WRITTEN INSTRUCTION —
From the entries below, gather every line containing the string "Photometric".
====== RECORD LIST
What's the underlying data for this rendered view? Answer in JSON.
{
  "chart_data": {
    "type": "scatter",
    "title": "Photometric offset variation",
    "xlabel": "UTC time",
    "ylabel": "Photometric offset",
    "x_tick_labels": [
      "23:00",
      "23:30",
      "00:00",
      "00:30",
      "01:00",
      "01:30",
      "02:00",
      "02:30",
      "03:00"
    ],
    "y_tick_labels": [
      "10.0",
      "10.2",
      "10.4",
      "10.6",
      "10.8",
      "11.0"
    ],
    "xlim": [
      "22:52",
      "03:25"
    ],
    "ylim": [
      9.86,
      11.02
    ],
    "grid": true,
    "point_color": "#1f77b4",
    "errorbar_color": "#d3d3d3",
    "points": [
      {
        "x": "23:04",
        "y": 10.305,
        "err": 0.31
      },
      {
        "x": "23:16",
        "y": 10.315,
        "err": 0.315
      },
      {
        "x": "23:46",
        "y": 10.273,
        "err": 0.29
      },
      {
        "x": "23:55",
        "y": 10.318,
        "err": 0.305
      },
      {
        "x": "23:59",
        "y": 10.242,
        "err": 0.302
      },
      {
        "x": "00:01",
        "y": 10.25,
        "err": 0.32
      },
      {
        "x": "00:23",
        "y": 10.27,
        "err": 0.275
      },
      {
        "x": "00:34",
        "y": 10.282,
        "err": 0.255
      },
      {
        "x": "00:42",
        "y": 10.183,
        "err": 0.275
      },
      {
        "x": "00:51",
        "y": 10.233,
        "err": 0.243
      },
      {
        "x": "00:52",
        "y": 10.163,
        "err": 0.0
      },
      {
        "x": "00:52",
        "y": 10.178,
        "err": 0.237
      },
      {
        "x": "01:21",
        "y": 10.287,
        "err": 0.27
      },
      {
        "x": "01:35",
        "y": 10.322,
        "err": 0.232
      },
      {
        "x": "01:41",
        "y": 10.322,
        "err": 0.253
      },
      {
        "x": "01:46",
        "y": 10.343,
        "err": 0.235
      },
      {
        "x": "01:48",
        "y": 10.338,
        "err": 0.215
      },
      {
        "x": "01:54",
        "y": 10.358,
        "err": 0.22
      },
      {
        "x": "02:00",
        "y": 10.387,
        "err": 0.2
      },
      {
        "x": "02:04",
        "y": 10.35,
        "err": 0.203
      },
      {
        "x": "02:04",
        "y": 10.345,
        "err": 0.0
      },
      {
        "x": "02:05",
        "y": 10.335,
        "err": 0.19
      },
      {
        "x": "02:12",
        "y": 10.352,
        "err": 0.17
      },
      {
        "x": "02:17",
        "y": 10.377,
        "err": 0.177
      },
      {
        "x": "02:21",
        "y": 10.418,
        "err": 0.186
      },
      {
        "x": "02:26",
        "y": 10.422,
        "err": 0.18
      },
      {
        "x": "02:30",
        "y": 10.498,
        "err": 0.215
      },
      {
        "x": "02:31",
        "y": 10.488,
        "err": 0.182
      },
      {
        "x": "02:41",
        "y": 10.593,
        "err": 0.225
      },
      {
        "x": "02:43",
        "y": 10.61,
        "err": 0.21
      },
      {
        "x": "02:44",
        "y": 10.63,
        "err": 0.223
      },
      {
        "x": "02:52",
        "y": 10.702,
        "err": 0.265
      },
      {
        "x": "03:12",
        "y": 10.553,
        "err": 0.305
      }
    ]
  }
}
============
RESPONSE TO THIS TASK —
    "title": "Photometric offset variation",
    "ylabel": "Photometric offset",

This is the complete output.